# Dataset rows start

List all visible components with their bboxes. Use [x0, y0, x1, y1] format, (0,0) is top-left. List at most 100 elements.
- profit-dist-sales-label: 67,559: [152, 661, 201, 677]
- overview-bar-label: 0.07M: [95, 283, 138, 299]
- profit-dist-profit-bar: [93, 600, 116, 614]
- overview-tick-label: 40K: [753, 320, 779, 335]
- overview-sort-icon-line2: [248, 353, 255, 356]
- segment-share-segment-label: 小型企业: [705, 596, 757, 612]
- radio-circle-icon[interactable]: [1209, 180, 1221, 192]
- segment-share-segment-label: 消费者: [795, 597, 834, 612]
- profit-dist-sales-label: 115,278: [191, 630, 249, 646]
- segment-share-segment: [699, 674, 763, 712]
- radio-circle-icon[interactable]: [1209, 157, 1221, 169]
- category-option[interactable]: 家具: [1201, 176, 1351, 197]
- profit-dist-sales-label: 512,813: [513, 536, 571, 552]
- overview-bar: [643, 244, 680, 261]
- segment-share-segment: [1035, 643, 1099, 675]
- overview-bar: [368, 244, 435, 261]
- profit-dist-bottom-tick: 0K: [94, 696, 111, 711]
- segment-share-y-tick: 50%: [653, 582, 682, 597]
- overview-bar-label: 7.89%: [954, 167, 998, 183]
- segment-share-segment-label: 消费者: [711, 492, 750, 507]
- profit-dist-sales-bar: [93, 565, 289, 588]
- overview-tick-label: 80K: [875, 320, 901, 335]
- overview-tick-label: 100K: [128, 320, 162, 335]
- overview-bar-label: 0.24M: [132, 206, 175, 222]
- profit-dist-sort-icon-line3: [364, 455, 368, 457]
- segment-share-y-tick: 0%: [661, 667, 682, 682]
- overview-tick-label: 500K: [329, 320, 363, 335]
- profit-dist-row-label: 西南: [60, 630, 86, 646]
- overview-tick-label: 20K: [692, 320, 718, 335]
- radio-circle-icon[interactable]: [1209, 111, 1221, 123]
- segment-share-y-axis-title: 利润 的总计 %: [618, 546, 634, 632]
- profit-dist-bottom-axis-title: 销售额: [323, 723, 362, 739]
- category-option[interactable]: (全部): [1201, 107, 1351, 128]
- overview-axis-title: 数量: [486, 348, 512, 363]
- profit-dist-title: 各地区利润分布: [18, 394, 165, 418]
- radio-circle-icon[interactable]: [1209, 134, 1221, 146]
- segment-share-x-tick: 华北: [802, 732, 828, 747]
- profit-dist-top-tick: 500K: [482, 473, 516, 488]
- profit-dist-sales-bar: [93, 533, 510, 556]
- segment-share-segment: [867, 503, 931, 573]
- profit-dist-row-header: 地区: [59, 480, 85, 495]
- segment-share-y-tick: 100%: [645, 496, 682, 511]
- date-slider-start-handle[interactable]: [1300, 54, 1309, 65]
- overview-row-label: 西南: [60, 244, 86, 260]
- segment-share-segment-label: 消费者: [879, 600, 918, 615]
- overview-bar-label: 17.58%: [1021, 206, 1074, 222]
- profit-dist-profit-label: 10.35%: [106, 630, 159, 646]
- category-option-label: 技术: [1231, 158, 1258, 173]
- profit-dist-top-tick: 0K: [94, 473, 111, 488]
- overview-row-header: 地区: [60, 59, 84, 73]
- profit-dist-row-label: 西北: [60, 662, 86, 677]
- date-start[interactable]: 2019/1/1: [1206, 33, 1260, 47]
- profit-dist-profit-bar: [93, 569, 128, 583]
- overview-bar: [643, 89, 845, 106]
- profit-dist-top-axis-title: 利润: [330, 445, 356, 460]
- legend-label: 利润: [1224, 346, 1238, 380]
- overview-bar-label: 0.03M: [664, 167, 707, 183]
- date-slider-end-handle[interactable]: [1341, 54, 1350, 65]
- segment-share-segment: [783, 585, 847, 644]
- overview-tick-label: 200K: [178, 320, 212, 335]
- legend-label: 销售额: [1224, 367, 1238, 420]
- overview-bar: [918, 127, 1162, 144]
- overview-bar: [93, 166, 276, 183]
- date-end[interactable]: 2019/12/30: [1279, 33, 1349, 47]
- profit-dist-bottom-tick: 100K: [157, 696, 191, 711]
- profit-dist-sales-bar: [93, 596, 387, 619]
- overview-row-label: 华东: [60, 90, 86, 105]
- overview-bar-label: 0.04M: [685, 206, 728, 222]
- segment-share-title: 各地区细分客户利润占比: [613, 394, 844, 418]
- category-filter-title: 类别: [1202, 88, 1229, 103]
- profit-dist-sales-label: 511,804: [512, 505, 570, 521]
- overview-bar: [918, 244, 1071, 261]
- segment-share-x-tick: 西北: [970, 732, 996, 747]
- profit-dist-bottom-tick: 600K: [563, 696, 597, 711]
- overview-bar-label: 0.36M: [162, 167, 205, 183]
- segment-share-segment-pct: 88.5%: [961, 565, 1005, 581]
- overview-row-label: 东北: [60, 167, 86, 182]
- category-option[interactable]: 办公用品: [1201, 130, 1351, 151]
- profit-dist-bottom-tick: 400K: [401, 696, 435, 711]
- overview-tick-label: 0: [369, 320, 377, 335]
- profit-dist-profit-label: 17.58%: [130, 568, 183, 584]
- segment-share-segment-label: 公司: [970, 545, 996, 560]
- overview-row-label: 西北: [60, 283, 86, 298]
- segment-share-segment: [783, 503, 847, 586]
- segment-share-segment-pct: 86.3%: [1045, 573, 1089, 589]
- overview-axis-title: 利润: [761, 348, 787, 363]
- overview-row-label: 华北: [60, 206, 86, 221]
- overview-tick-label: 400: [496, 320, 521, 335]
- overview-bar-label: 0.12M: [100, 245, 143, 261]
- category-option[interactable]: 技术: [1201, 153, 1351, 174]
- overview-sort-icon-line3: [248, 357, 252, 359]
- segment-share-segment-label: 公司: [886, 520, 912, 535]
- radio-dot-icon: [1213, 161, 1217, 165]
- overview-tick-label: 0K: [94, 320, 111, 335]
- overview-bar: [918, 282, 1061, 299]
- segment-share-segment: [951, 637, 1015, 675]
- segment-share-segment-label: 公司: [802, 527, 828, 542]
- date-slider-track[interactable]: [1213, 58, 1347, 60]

# Dataset rows end

● Set task:
Return every row above that contains the string "circle".

● Written reply:
- radio-circle-icon[interactable]: [1209, 180, 1221, 192]
- radio-circle-icon[interactable]: [1209, 157, 1221, 169]
- radio-circle-icon[interactable]: [1209, 111, 1221, 123]
- radio-circle-icon[interactable]: [1209, 134, 1221, 146]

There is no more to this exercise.